» **Request**: Each record below must be returned exactly as shown.

- - -

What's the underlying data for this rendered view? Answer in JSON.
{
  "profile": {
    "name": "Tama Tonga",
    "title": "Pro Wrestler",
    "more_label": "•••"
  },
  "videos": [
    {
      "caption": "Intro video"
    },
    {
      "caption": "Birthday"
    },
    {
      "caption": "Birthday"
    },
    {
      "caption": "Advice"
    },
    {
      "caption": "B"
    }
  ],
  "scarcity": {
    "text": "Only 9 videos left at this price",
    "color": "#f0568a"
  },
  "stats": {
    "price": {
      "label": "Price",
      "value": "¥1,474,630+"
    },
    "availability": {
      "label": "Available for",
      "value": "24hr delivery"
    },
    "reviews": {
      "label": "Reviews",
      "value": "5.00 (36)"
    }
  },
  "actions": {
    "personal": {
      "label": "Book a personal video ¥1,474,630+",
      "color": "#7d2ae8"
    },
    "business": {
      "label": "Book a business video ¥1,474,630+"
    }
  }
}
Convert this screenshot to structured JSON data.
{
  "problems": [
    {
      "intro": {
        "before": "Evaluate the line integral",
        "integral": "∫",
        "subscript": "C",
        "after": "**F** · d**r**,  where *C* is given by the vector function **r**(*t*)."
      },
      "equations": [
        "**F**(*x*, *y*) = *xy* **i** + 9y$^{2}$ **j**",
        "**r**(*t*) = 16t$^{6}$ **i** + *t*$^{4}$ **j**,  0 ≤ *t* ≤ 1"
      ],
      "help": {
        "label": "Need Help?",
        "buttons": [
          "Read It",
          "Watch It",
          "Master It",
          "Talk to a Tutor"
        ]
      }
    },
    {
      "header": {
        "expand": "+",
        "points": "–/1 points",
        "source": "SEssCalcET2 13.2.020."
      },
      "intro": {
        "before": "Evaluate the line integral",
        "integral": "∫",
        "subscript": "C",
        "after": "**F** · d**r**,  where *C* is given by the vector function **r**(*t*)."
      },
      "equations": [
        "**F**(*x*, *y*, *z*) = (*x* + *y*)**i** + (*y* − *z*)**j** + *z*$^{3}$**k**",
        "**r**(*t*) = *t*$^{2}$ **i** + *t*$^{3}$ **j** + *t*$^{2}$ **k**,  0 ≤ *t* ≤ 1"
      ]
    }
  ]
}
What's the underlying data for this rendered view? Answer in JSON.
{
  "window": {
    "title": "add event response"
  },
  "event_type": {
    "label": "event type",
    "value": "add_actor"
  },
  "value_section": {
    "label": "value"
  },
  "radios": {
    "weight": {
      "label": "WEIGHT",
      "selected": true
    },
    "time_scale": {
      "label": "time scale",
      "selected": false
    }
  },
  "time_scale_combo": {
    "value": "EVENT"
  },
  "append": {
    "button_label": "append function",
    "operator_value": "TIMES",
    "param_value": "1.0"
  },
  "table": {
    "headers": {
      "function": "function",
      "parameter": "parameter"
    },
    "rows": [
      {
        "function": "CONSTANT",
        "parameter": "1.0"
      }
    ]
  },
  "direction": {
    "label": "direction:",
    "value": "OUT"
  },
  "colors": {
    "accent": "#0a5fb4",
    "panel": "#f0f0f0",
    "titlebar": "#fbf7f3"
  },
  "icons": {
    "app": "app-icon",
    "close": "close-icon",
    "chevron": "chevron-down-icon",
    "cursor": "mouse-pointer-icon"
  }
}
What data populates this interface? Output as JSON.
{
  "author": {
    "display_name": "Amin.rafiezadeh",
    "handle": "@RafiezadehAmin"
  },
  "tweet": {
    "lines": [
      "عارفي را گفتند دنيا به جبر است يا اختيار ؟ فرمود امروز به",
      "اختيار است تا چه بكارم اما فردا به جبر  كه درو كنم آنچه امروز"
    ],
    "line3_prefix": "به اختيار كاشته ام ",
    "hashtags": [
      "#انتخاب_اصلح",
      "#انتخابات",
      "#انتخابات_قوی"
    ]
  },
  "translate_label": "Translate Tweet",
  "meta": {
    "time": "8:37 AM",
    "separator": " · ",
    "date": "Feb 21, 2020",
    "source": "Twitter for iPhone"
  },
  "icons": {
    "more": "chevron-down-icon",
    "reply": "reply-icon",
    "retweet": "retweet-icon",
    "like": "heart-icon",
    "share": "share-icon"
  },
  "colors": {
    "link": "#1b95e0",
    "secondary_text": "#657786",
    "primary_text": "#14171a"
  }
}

- - -

» **Answer to the problem**:
What's the underlying data for this rendered view? Answer in JSON.
{
  "profile": {
    "name": "Tama Tonga",
    "title": "Pro Wrestler",
    "more_label": "•••"
  },
  "videos": [
    {
      "caption": "Intro video"
    },
    {
      "caption": "Birthday"
    },
    {
      "caption": "Birthday"
    },
    {
      "caption": "Advice"
    },
    {
      "caption": "B"
    }
  ],
  "scarcity": {
    "text": "Only 9 videos left at this price",
    "color": "#f0568a"
  },
  "stats": {
    "price": {
      "label": "Price",
      "value": "¥1,474,630+"
    },
    "availability": {
      "label": "Available for",
      "value": "24hr delivery"
    },
    "reviews": {
      "label": "Reviews",
      "value": "5.00 (36)"
    }
  },
  "actions": {
    "personal": {
      "label": "Book a personal video ¥1,474,630+",
      "color": "#7d2ae8"
    },
    "business": {
      "label": "Book a business video ¥1,474,630+"
    }
  }
}
Convert this screenshot to structured JSON data.
{
  "problems": [
    {
      "intro": {
        "before": "Evaluate the line integral",
        "integral": "∫",
        "subscript": "C",
        "after": "**F** · d**r**,  where *C* is given by the vector function **r**(*t*)."
      },
      "equations": [
        "**F**(*x*, *y*) = *xy* **i** + 9y$^{2}$ **j**",
        "**r**(*t*) = 16t$^{6}$ **i** + *t*$^{4}$ **j**,  0 ≤ *t* ≤ 1"
      ],
      "help": {
        "label": "Need Help?",
        "buttons": [
          "Read It",
          "Watch It",
          "Master It",
          "Talk to a Tutor"
        ]
      }
    },
    {
      "header": {
        "expand": "+",
        "points": "–/1 points",
        "source": "SEssCalcET2 13.2.020."
      },
      "intro": {
        "before": "Evaluate the line integral",
        "integral": "∫",
        "subscript": "C",
        "after": "**F** · d**r**,  where *C* is given by the vector function **r**(*t*)."
      },
      "equations": [
        "**F**(*x*, *y*, *z*) = (*x* + *y*)**i** + (*y* − *z*)**j** + *z*$^{3}$**k**",
        "**r**(*t*) = *t*$^{2}$ **i** + *t*$^{3}$ **j** + *t*$^{2}$ **k**,  0 ≤ *t* ≤ 1"
      ]
    }
  ]
}
What's the underlying data for this rendered view? Answer in JSON.
{
  "window": {
    "title": "add event response"
  },
  "event_type": {
    "label": "event type",
    "value": "add_actor"
  },
  "value_section": {
    "label": "value"
  },
  "radios": {
    "weight": {
      "label": "WEIGHT",
      "selected": true
    },
    "time_scale": {
      "label": "time scale",
      "selected": false
    }
  },
  "time_scale_combo": {
    "value": "EVENT"
  },
  "append": {
    "button_label": "append function",
    "operator_value": "TIMES",
    "param_value": "1.0"
  },
  "table": {
    "headers": {
      "function": "function",
      "parameter": "parameter"
    },
    "rows": [
      {
        "function": "CONSTANT",
        "parameter": "1.0"
      }
    ]
  },
  "direction": {
    "label": "direction:",
    "value": "OUT"
  },
  "colors": {
    "accent": "#0a5fb4",
    "panel": "#f0f0f0",
    "titlebar": "#fbf7f3"
  },
  "icons": {
    "app": "app-icon",
    "close": "close-icon",
    "chevron": "chevron-down-icon",
    "cursor": "mouse-pointer-icon"
  }
}
What data populates this interface? Output as JSON.
{
  "author": {
    "display_name": "Amin.rafiezadeh",
    "handle": "@RafiezadehAmin"
  },
  "tweet": {
    "lines": [
      "عارفي را گفتند دنيا به جبر است يا اختيار ؟ فرمود امروز به",
      "اختيار است تا چه بكارم اما فردا به جبر  كه درو كنم آنچه امروز"
    ],
    "line3_prefix": "به اختيار كاشته ام ",
    "hashtags": [
      "#انتخاب_اصلح",
      "#انتخابات",
      "#انتخابات_قوی"
    ]
  },
  "translate_label": "Translate Tweet",
  "meta": {
    "time": "8:37 AM",
    "separator": " · ",
    "date": "Feb 21, 2020",
    "source": "Twitter for iPhone"
  },
  "icons": {
    "more": "chevron-down-icon",
    "reply": "reply-icon",
    "retweet": "retweet-icon",
    "like": "heart-icon",
    "share": "share-icon"
  },
  "colors": {
    "link": "#1b95e0",
    "secondary_text": "#657786",
    "primary_text": "#14171a"
  }
}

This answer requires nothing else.